--- START INPUT ---

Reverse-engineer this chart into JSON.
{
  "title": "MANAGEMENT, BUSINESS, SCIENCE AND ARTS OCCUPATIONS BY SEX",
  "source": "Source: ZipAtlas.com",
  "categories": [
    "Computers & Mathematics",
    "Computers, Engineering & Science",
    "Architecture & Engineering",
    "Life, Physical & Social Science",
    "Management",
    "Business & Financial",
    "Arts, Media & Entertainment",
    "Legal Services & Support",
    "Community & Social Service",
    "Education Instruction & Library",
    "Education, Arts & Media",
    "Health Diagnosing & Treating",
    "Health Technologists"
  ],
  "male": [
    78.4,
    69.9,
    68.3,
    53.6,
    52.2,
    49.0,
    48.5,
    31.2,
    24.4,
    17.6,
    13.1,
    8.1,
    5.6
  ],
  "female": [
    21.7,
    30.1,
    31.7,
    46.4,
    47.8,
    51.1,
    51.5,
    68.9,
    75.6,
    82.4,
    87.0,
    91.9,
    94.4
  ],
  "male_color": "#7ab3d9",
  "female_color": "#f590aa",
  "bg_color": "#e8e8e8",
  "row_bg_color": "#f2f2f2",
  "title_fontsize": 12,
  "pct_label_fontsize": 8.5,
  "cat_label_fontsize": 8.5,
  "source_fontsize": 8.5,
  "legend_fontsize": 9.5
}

--- END INPUT ---

* **AIM OF THE TASK**: From the listing above, extract every line exactly as it stands.

* **THE SOLUTION**:
Reverse-engineer this chart into JSON.
{
  "title": "MANAGEMENT, BUSINESS, SCIENCE AND ARTS OCCUPATIONS BY SEX",
  "source": "Source: ZipAtlas.com",
  "categories": [
    "Computers & Mathematics",
    "Computers, Engineering & Science",
    "Architecture & Engineering",
    "Life, Physical & Social Science",
    "Management",
    "Business & Financial",
    "Arts, Media & Entertainment",
    "Legal Services & Support",
    "Community & Social Service",
    "Education Instruction & Library",
    "Education, Arts & Media",
    "Health Diagnosing & Treating",
    "Health Technologists"
  ],
  "male": [
    78.4,
    69.9,
    68.3,
    53.6,
    52.2,
    49.0,
    48.5,
    31.2,
    24.4,
    17.6,
    13.1,
    8.1,
    5.6
  ],
  "female": [
    21.7,
    30.1,
    31.7,
    46.4,
    47.8,
    51.1,
    51.5,
    68.9,
    75.6,
    82.4,
    87.0,
    91.9,
    94.4
  ],
  "male_color": "#7ab3d9",
  "female_color": "#f590aa",
  "bg_color": "#e8e8e8",
  "row_bg_color": "#f2f2f2",
  "title_fontsize": 12,
  "pct_label_fontsize": 8.5,
  "cat_label_fontsize": 8.5,
  "source_fontsize": 8.5,
  "legend_fontsize": 9.5
}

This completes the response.